## Exercise description
Transcribe each entry so that nothing differs from the original.

━━━ Input

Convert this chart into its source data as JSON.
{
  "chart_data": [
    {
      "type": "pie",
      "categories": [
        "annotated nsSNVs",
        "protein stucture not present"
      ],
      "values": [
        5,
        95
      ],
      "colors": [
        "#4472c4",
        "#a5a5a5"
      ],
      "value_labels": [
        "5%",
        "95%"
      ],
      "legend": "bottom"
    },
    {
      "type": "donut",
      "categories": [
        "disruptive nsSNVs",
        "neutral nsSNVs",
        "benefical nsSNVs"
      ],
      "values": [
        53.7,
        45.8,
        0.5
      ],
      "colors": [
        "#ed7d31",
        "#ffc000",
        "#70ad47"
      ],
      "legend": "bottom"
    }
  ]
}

━━━━━━

## Response area
Convert this chart into its source data as JSON.
{
  "chart_data": [
    {
      "type": "pie",
      "categories": [
        "annotated nsSNVs",
        "protein stucture not present"
      ],
      "values": [
        5,
        95
      ],
      "colors": [
        "#4472c4",
        "#a5a5a5"
      ],
      "value_labels": [
        "5%",
        "95%"
      ],
      "legend": "bottom"
    },
    {
      "type": "donut",
      "categories": [
        "disruptive nsSNVs",
        "neutral nsSNVs",
        "benefical nsSNVs"
      ],
      "values": [
        53.7,
        45.8,
        0.5
      ],
      "colors": [
        "#ed7d31",
        "#ffc000",
        "#70ad47"
      ],
      "legend": "bottom"
    }
  ]
}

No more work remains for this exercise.